Stated goal: Images are not part of the copy; write out the rest of the data exactly as given.

(Records from a data source)
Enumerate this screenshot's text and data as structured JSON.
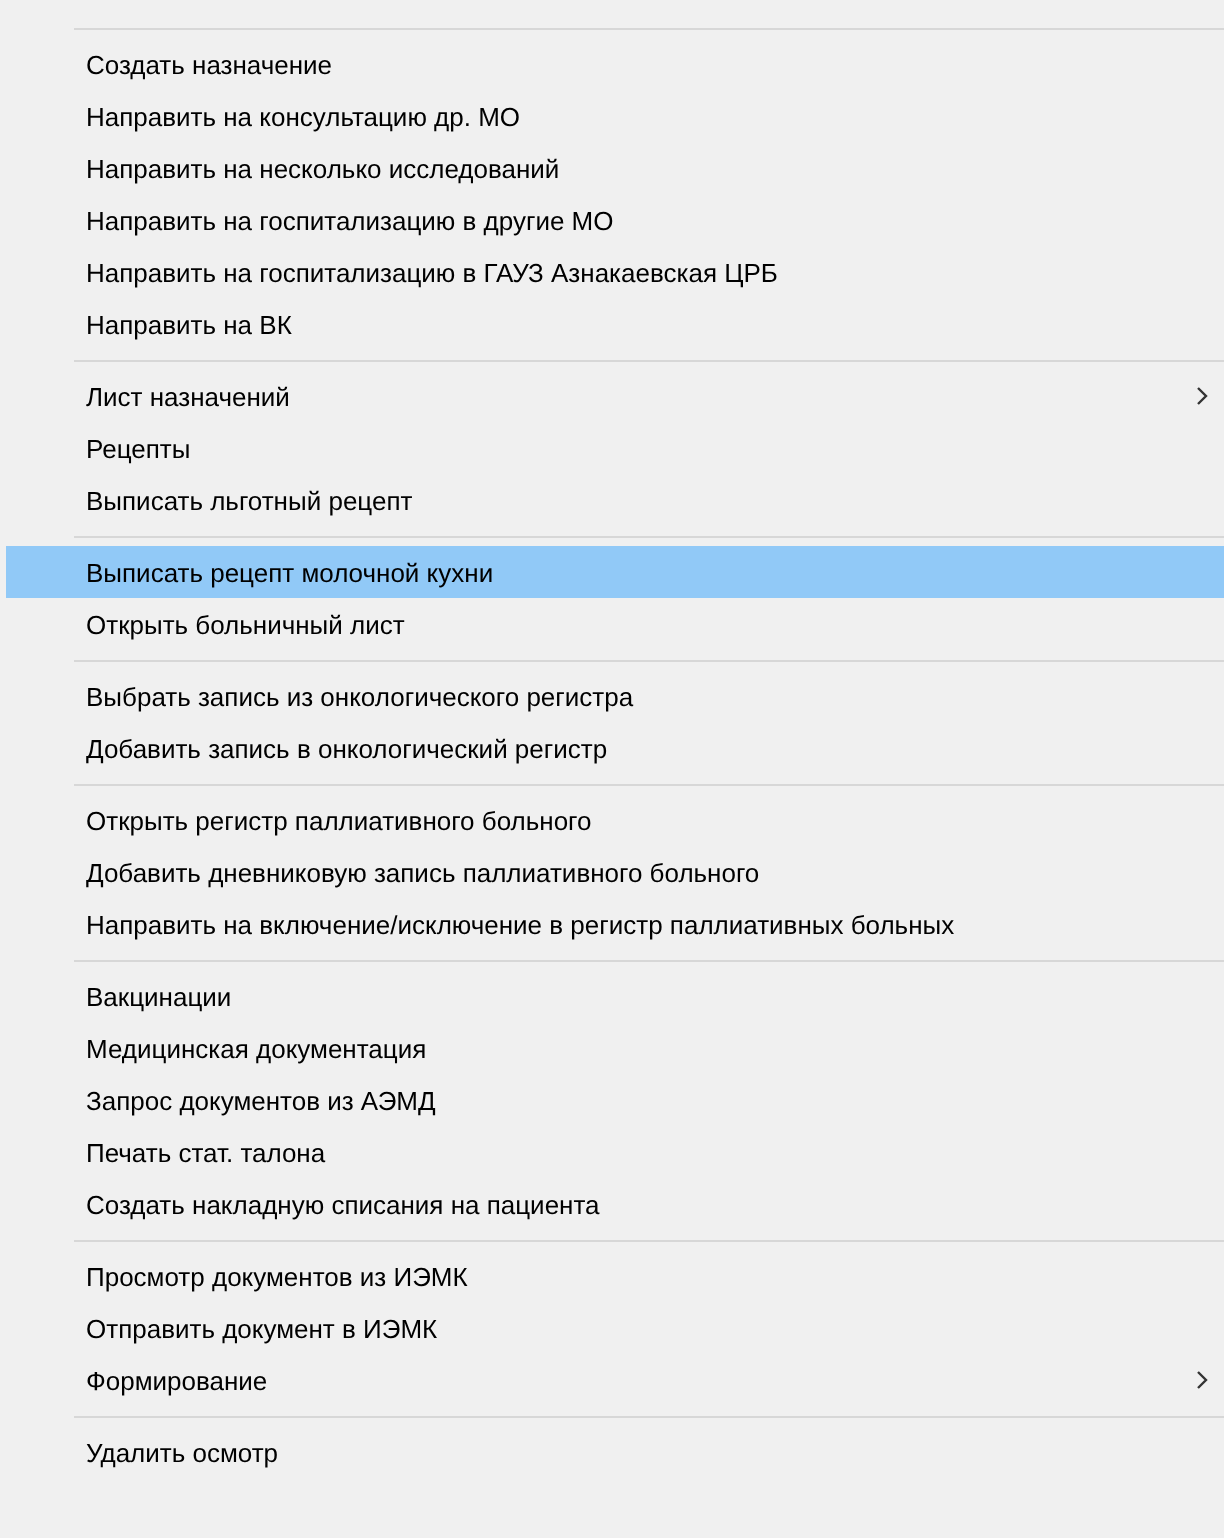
{
  "context_menu": {
    "groups": [
      {
        "items": [
          {
            "label": "Создать назначение",
            "selected": false,
            "submenu": false
          },
          {
            "label": "Направить на консультацию др. МО",
            "selected": false,
            "submenu": false
          },
          {
            "label": "Направить на несколько исследований",
            "selected": false,
            "submenu": false
          },
          {
            "label": "Направить на госпитализацию в другие МО",
            "selected": false,
            "submenu": false
          },
          {
            "label": "Направить на госпитализацию в ГАУЗ Азнакаевская ЦРБ",
            "selected": false,
            "submenu": false
          },
          {
            "label": "Направить на ВК",
            "selected": false,
            "submenu": false
          }
        ]
      },
      {
        "items": [
          {
            "label": "Лист назначений",
            "selected": false,
            "submenu": true
          },
          {
            "label": "Рецепты",
            "selected": false,
            "submenu": false
          },
          {
            "label": "Выписать льготный рецепт",
            "selected": false,
            "submenu": false
          }
        ]
      },
      {
        "items": [
          {
            "label": "Выписать рецепт молочной кухни",
            "selected": true,
            "submenu": false
          },
          {
            "label": "Открыть больничный лист",
            "selected": false,
            "submenu": false
          }
        ]
      },
      {
        "items": [
          {
            "label": "Выбрать запись из онкологического регистра",
            "selected": false,
            "submenu": false
          },
          {
            "label": "Добавить запись в онкологический регистр",
            "selected": false,
            "submenu": false
          }
        ]
      },
      {
        "items": [
          {
            "label": "Открыть регистр паллиативного больного",
            "selected": false,
            "submenu": false
          },
          {
            "label": "Добавить дневниковую запись паллиативного больного",
            "selected": false,
            "submenu": false
          },
          {
            "label": "Направить на включение/исключение в регистр паллиативных больных",
            "selected": false,
            "submenu": false
          }
        ]
      },
      {
        "items": [
          {
            "label": "Вакцинации",
            "selected": false,
            "submenu": false
          },
          {
            "label": "Медицинская документация",
            "selected": false,
            "submenu": false
          },
          {
            "label": "Запрос документов из АЭМД",
            "selected": false,
            "submenu": false
          },
          {
            "label": "Печать стат. талона",
            "selected": false,
            "submenu": false
          },
          {
            "label": "Создать накладную списания на пациента",
            "selected": false,
            "submenu": false
          }
        ]
      },
      {
        "items": [
          {
            "label": "Просмотр документов из ИЭМК",
            "selected": false,
            "submenu": false
          },
          {
            "label": "Отправить документ в ИЭМК",
            "selected": false,
            "submenu": false
          },
          {
            "label": "Формирование",
            "selected": false,
            "submenu": true
          }
        ]
      },
      {
        "items": [
          {
            "label": "Удалить осмотр",
            "selected": false,
            "submenu": false
          }
        ]
      }
    ]
  }
}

Answer in full:
Enumerate this screenshot's text and data as structured JSON.
{
  "context_menu": {
    "groups": [
      {
        "items": [
          {
            "label": "Создать назначение",
            "selected": false,
            "submenu": false
          },
          {
            "label": "Направить на консультацию др. МО",
            "selected": false,
            "submenu": false
          },
          {
            "label": "Направить на несколько исследований",
            "selected": false,
            "submenu": false
          },
          {
            "label": "Направить на госпитализацию в другие МО",
            "selected": false,
            "submenu": false
          },
          {
            "label": "Направить на госпитализацию в ГАУЗ Азнакаевская ЦРБ",
            "selected": false,
            "submenu": false
          },
          {
            "label": "Направить на ВК",
            "selected": false,
            "submenu": false
          }
        ]
      },
      {
        "items": [
          {
            "label": "Лист назначений",
            "selected": false,
            "submenu": true
          },
          {
            "label": "Рецепты",
            "selected": false,
            "submenu": false
          },
          {
            "label": "Выписать льготный рецепт",
            "selected": false,
            "submenu": false
          }
        ]
      },
      {
        "items": [
          {
            "label": "Выписать рецепт молочной кухни",
            "selected": true,
            "submenu": false
          },
          {
            "label": "Открыть больничный лист",
            "selected": false,
            "submenu": false
          }
        ]
      },
      {
        "items": [
          {
            "label": "Выбрать запись из онкологического регистра",
            "selected": false,
            "submenu": false
          },
          {
            "label": "Добавить запись в онкологический регистр",
            "selected": false,
            "submenu": false
          }
        ]
      },
      {
        "items": [
          {
            "label": "Открыть регистр паллиативного больного",
            "selected": false,
            "submenu": false
          },
          {
            "label": "Добавить дневниковую запись паллиативного больного",
            "selected": false,
            "submenu": false
          },
          {
            "label": "Направить на включение/исключение в регистр паллиативных больных",
            "selected": false,
            "submenu": false
          }
        ]
      },
      {
        "items": [
          {
            "label": "Вакцинации",
            "selected": false,
            "submenu": false
          },
          {
            "label": "Медицинская документация",
            "selected": false,
            "submenu": false
          },
          {
            "label": "Запрос документов из АЭМД",
            "selected": false,
            "submenu": false
          },
          {
            "label": "Печать стат. талона",
            "selected": false,
            "submenu": false
          },
          {
            "label": "Создать накладную списания на пациента",
            "selected": false,
            "submenu": false
          }
        ]
      },
      {
        "items": [
          {
            "label": "Просмотр документов из ИЭМК",
            "selected": false,
            "submenu": false
          },
          {
            "label": "Отправить документ в ИЭМК",
            "selected": false,
            "submenu": false
          },
          {
            "label": "Формирование",
            "selected": false,
            "submenu": true
          }
        ]
      },
      {
        "items": [
          {
            "label": "Удалить осмотр",
            "selected": false,
            "submenu": false
          }
        ]
      }
    ]
  }
}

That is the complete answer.